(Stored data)
--------------------
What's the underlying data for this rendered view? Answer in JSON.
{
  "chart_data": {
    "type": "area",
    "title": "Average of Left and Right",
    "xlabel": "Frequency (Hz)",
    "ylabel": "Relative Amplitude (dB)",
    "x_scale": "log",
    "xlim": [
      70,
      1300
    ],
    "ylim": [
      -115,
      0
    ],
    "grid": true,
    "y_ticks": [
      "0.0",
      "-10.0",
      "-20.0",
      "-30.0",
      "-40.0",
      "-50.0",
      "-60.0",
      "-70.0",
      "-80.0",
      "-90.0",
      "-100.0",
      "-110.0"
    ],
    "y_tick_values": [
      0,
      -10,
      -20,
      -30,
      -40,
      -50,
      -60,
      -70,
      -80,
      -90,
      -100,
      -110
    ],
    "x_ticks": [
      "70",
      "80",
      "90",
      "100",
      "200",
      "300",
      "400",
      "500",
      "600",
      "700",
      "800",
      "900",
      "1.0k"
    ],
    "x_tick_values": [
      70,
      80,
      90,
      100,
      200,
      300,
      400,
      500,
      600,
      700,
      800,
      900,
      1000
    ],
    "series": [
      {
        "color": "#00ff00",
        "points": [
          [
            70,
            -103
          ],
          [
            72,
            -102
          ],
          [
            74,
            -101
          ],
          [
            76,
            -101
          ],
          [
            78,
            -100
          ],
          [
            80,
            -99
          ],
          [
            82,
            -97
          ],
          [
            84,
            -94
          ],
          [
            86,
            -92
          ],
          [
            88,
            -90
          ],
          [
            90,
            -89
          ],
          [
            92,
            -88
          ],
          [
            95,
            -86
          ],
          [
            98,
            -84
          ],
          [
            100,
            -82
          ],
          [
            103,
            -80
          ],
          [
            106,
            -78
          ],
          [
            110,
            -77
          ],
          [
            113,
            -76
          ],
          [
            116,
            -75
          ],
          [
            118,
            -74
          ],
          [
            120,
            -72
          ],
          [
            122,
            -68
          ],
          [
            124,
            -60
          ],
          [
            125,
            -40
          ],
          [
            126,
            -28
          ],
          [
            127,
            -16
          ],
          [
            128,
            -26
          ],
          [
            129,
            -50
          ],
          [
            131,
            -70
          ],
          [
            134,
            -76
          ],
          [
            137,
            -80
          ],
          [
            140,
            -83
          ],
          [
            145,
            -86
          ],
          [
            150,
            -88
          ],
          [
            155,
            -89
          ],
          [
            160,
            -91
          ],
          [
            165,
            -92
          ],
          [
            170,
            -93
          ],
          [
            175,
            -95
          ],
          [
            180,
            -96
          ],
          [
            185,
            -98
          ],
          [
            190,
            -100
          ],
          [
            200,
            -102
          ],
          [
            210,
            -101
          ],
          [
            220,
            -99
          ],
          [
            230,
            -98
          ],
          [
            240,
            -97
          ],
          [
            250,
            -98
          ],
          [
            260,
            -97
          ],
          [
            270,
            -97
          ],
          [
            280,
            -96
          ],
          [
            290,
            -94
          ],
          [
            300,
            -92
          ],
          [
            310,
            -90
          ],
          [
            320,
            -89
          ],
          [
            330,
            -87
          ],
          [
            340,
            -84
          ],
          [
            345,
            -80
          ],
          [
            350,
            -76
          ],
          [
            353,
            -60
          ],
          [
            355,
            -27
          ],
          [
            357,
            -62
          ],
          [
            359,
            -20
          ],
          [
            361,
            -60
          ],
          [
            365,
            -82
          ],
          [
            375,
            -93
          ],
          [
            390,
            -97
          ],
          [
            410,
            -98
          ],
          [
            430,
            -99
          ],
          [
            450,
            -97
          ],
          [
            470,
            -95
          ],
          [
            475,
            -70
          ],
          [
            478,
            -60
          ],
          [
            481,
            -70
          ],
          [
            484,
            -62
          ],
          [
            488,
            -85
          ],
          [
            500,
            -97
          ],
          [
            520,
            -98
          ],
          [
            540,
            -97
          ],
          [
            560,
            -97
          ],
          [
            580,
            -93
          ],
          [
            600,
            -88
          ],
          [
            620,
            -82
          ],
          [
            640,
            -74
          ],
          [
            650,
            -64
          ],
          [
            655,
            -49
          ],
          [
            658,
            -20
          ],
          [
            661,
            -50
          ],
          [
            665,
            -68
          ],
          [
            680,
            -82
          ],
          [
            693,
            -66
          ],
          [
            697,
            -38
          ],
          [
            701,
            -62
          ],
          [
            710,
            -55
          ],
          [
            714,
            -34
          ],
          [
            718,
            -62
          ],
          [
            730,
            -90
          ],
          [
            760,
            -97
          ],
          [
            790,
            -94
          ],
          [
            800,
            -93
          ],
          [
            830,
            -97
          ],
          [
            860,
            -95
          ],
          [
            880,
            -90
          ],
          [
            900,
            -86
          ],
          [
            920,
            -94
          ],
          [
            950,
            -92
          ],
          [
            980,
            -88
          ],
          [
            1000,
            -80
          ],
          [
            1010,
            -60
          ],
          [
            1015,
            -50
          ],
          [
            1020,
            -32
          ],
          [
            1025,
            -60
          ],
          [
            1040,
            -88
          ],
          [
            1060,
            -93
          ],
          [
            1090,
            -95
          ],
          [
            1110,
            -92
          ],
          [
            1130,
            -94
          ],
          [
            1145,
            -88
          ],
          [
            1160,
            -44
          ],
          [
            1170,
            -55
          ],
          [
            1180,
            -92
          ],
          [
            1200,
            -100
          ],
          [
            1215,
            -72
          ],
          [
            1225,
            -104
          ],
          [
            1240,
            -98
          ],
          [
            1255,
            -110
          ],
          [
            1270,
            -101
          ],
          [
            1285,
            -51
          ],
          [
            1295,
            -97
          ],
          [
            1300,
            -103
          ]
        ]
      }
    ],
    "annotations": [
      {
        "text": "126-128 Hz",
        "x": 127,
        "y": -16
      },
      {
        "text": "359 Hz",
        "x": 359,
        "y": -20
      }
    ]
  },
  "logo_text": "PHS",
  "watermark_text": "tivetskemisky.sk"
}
--------------------
*Direction*. Set down every record above exactly as given.

*Result below*.
What's the underlying data for this rendered view? Answer in JSON.
{
  "chart_data": {
    "type": "area",
    "title": "Average of Left and Right",
    "xlabel": "Frequency (Hz)",
    "ylabel": "Relative Amplitude (dB)",
    "x_scale": "log",
    "xlim": [
      70,
      1300
    ],
    "ylim": [
      -115,
      0
    ],
    "grid": true,
    "y_ticks": [
      "0.0",
      "-10.0",
      "-20.0",
      "-30.0",
      "-40.0",
      "-50.0",
      "-60.0",
      "-70.0",
      "-80.0",
      "-90.0",
      "-100.0",
      "-110.0"
    ],
    "y_tick_values": [
      0,
      -10,
      -20,
      -30,
      -40,
      -50,
      -60,
      -70,
      -80,
      -90,
      -100,
      -110
    ],
    "x_ticks": [
      "70",
      "80",
      "90",
      "100",
      "200",
      "300",
      "400",
      "500",
      "600",
      "700",
      "800",
      "900",
      "1.0k"
    ],
    "x_tick_values": [
      70,
      80,
      90,
      100,
      200,
      300,
      400,
      500,
      600,
      700,
      800,
      900,
      1000
    ],
    "series": [
      {
        "color": "#00ff00",
        "points": [
          [
            70,
            -103
          ],
          [
            72,
            -102
          ],
          [
            74,
            -101
          ],
          [
            76,
            -101
          ],
          [
            78,
            -100
          ],
          [
            80,
            -99
          ],
          [
            82,
            -97
          ],
          [
            84,
            -94
          ],
          [
            86,
            -92
          ],
          [
            88,
            -90
          ],
          [
            90,
            -89
          ],
          [
            92,
            -88
          ],
          [
            95,
            -86
          ],
          [
            98,
            -84
          ],
          [
            100,
            -82
          ],
          [
            103,
            -80
          ],
          [
            106,
            -78
          ],
          [
            110,
            -77
          ],
          [
            113,
            -76
          ],
          [
            116,
            -75
          ],
          [
            118,
            -74
          ],
          [
            120,
            -72
          ],
          [
            122,
            -68
          ],
          [
            124,
            -60
          ],
          [
            125,
            -40
          ],
          [
            126,
            -28
          ],
          [
            127,
            -16
          ],
          [
            128,
            -26
          ],
          [
            129,
            -50
          ],
          [
            131,
            -70
          ],
          [
            134,
            -76
          ],
          [
            137,
            -80
          ],
          [
            140,
            -83
          ],
          [
            145,
            -86
          ],
          [
            150,
            -88
          ],
          [
            155,
            -89
          ],
          [
            160,
            -91
          ],
          [
            165,
            -92
          ],
          [
            170,
            -93
          ],
          [
            175,
            -95
          ],
          [
            180,
            -96
          ],
          [
            185,
            -98
          ],
          [
            190,
            -100
          ],
          [
            200,
            -102
          ],
          [
            210,
            -101
          ],
          [
            220,
            -99
          ],
          [
            230,
            -98
          ],
          [
            240,
            -97
          ],
          [
            250,
            -98
          ],
          [
            260,
            -97
          ],
          [
            270,
            -97
          ],
          [
            280,
            -96
          ],
          [
            290,
            -94
          ],
          [
            300,
            -92
          ],
          [
            310,
            -90
          ],
          [
            320,
            -89
          ],
          [
            330,
            -87
          ],
          [
            340,
            -84
          ],
          [
            345,
            -80
          ],
          [
            350,
            -76
          ],
          [
            353,
            -60
          ],
          [
            355,
            -27
          ],
          [
            357,
            -62
          ],
          [
            359,
            -20
          ],
          [
            361,
            -60
          ],
          [
            365,
            -82
          ],
          [
            375,
            -93
          ],
          [
            390,
            -97
          ],
          [
            410,
            -98
          ],
          [
            430,
            -99
          ],
          [
            450,
            -97
          ],
          [
            470,
            -95
          ],
          [
            475,
            -70
          ],
          [
            478,
            -60
          ],
          [
            481,
            -70
          ],
          [
            484,
            -62
          ],
          [
            488,
            -85
          ],
          [
            500,
            -97
          ],
          [
            520,
            -98
          ],
          [
            540,
            -97
          ],
          [
            560,
            -97
          ],
          [
            580,
            -93
          ],
          [
            600,
            -88
          ],
          [
            620,
            -82
          ],
          [
            640,
            -74
          ],
          [
            650,
            -64
          ],
          [
            655,
            -49
          ],
          [
            658,
            -20
          ],
          [
            661,
            -50
          ],
          [
            665,
            -68
          ],
          [
            680,
            -82
          ],
          [
            693,
            -66
          ],
          [
            697,
            -38
          ],
          [
            701,
            -62
          ],
          [
            710,
            -55
          ],
          [
            714,
            -34
          ],
          [
            718,
            -62
          ],
          [
            730,
            -90
          ],
          [
            760,
            -97
          ],
          [
            790,
            -94
          ],
          [
            800,
            -93
          ],
          [
            830,
            -97
          ],
          [
            860,
            -95
          ],
          [
            880,
            -90
          ],
          [
            900,
            -86
          ],
          [
            920,
            -94
          ],
          [
            950,
            -92
          ],
          [
            980,
            -88
          ],
          [
            1000,
            -80
          ],
          [
            1010,
            -60
          ],
          [
            1015,
            -50
          ],
          [
            1020,
            -32
          ],
          [
            1025,
            -60
          ],
          [
            1040,
            -88
          ],
          [
            1060,
            -93
          ],
          [
            1090,
            -95
          ],
          [
            1110,
            -92
          ],
          [
            1130,
            -94
          ],
          [
            1145,
            -88
          ],
          [
            1160,
            -44
          ],
          [
            1170,
            -55
          ],
          [
            1180,
            -92
          ],
          [
            1200,
            -100
          ],
          [
            1215,
            -72
          ],
          [
            1225,
            -104
          ],
          [
            1240,
            -98
          ],
          [
            1255,
            -110
          ],
          [
            1270,
            -101
          ],
          [
            1285,
            -51
          ],
          [
            1295,
            -97
          ],
          [
            1300,
            -103
          ]
        ]
      }
    ],
    "annotations": [
      {
        "text": "126-128 Hz",
        "x": 127,
        "y": -16
      },
      {
        "text": "359 Hz",
        "x": 359,
        "y": -20
      }
    ]
  },
  "logo_text": "PHS",
  "watermark_text": "tivetskemisky.sk"
}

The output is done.